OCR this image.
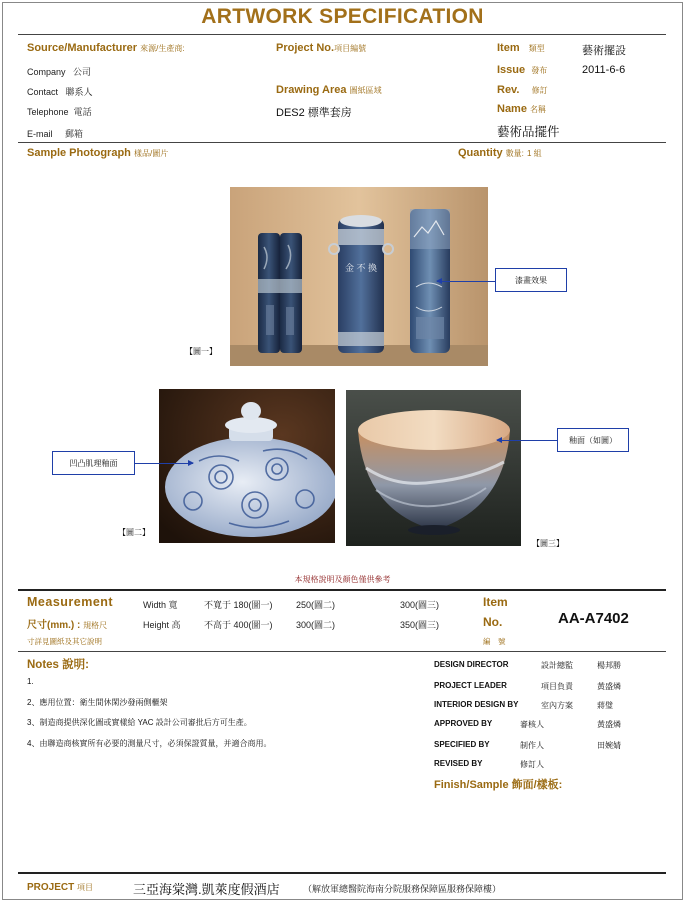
ARTWORK SPECIFICATION
Source/Manufacturer 來源/生產商:
Company 公司
Contact 聯系人
Telephone 電話
E-mail 郵箱
Project No.項目編號
Drawing Area 圖紙區域
DES2 標準套房
Item 類型	藝術擺設
Issue 發布	2011-6-6
Rev. 修訂
Name 名稱
藝術品擺件
Sample Photograph 樣品/圖片	Quantity 數量: 1 組
金 不 換
漆畫效果
【圖一】
凹凸肌理釉面
【圖二】
釉面（如圖）
【圖三】
本規格說明及顏色僅供參考
Measurement
尺寸(mm.) : 規格尺
寸詳見圖紙及其它說明
Width 寬	不寬于 180(圖一)	250(圖二)	300(圖三)
Height 高	不高于 400(圖一)	300(圖二)	350(圖三)
Item
No.
編　號
AA-A7402
Notes 說明:
1.
2、應用位置：衛生間休閑沙發兩側櫃架
3、制造商提供深化圖或實樣給 YAC 設計公司審批后方可生產。
4、由聯造商核實所有必要的測量尺寸，必須保證質量，并適合商用。
DESIGN DIRECTOR	設計總監	楊邦勝
PROJECT LEADER	項目負責	黃盛燐
INTERIOR DESIGN BY	室內方案	蔣璧
APPROVED BY	審核人	黃盛燐
SPECIFIED BY	制作人	田婉婧
REVISED BY	修訂人
Finish/Sample 飾面/樣板:
PROJECT 項目	三亞海棠灣.凱萊度假酒店	（解放軍總醫院海南分院服務保障區服務保障樓）
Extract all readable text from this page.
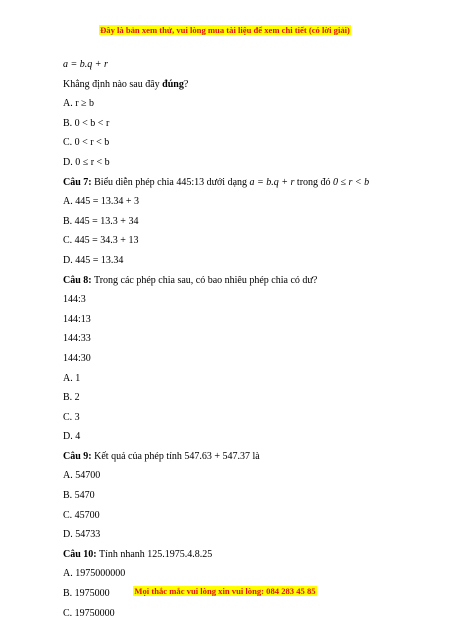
Đây là bản xem thử, vui lòng mua tài liệu để xem chi tiết (có lời giải)
a = b.q + r
Khẳng định nào sau đây đúng?
A. r ≥ b
B. 0 < b < r
C. 0 < r < b
D. 0 ≤ r < b
Câu 7: Biểu diễn phép chia 445:13 dưới dạng a = b.q + r trong đó 0 ≤ r < b
A. 445 = 13.34 + 3
B. 445 = 13.3 + 34
C. 445 = 34.3 + 13
D. 445 = 13.34
Câu 8: Trong các phép chia sau, có bao nhiêu phép chia có dư?
144:3
144:13
144:33
144:30
A. 1
B. 2
C. 3
D. 4
Câu 9: Kết quả của phép tính 547.63 + 547.37 là
A. 54700
B. 5470
C. 45700
D. 54733
Câu 10: Tính nhanh 125.1975.4.8.25
A. 1975000000
B. 1975000
C. 19750000
Mọi thắc mắc vui lòng xin vui lòng: 084 283 45 85
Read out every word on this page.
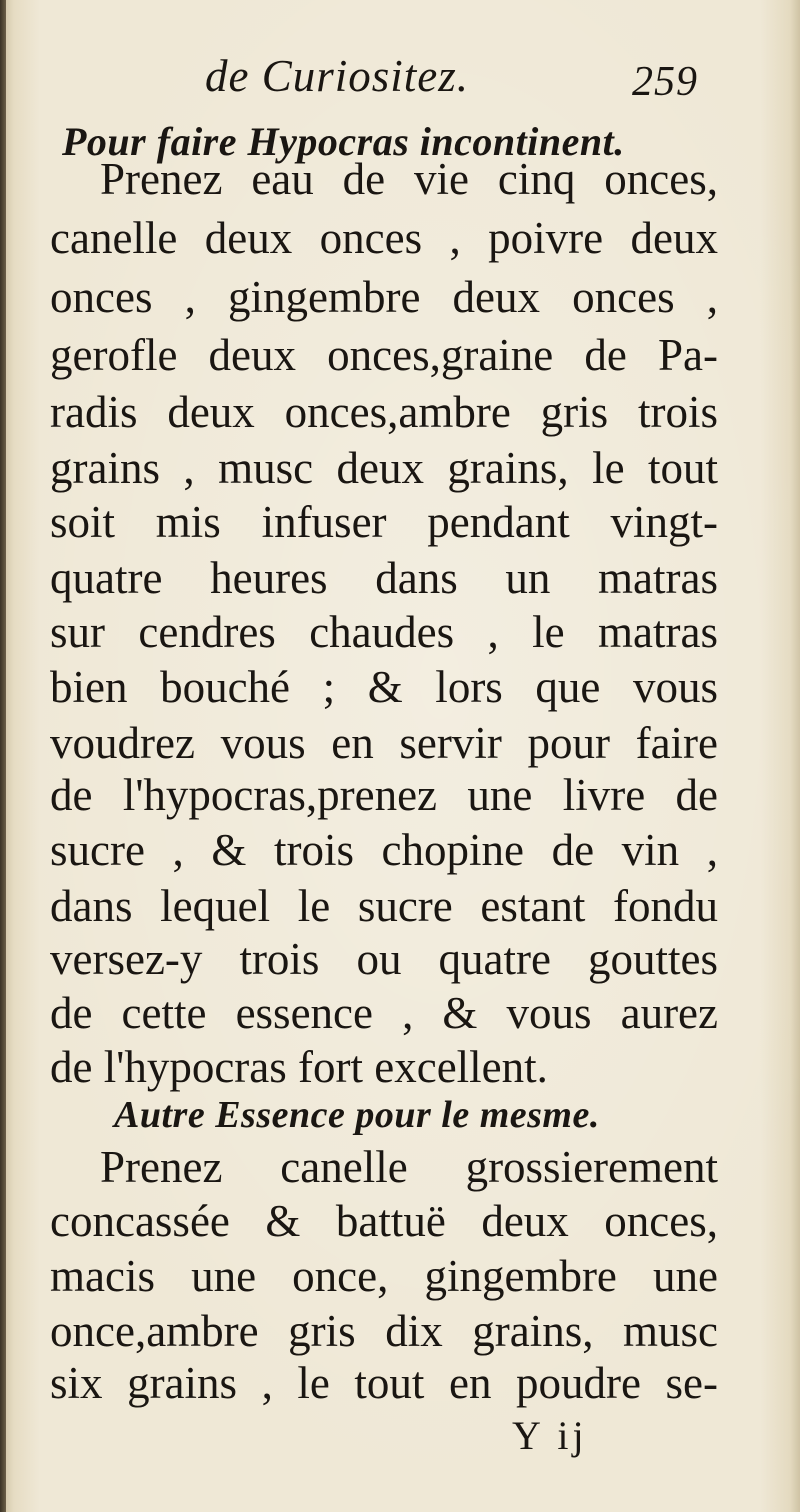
de Curiositez.	259
Pour faire Hypocras incontinent.
Prenez eau de vie cinq onces,
canelle deux onces , poivre deux
onces , gingembre deux onces ,
gerofle deux onces,graine de Pa-
radis deux onces,ambre gris trois
grains , musc deux grains, le tout
soit mis infuser pendant vingt-
quatre heures dans un matras
sur cendres chaudes , le matras
bien bouché ; & lors que vous
voudrez vous en servir pour faire
de l'hypocras,prenez une livre de
sucre , & trois chopine de vin ,
dans lequel le sucre estant fondu
versez-y trois ou quatre gouttes
de cette essence , & vous aurez
de l'hypocras fort excellent.
Autre Essence pour le mesme.
Prenez canelle grossierement
concassée & battuë deux onces,
macis une once, gingembre une
once,ambre gris dix grains, musc
six grains , le tout en poudre se-
Y ij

◆ ◆ ◆

*Exercise directions*.
From the entries, copy out each line containing the word "lòng".

*The solution*.
Đây là bản xem thử, vui lòng mua tài liệu để xem chi tiết (có lời giải)
Mọi thắc mắc vui lòng xin vui lòng: 084 283 45 85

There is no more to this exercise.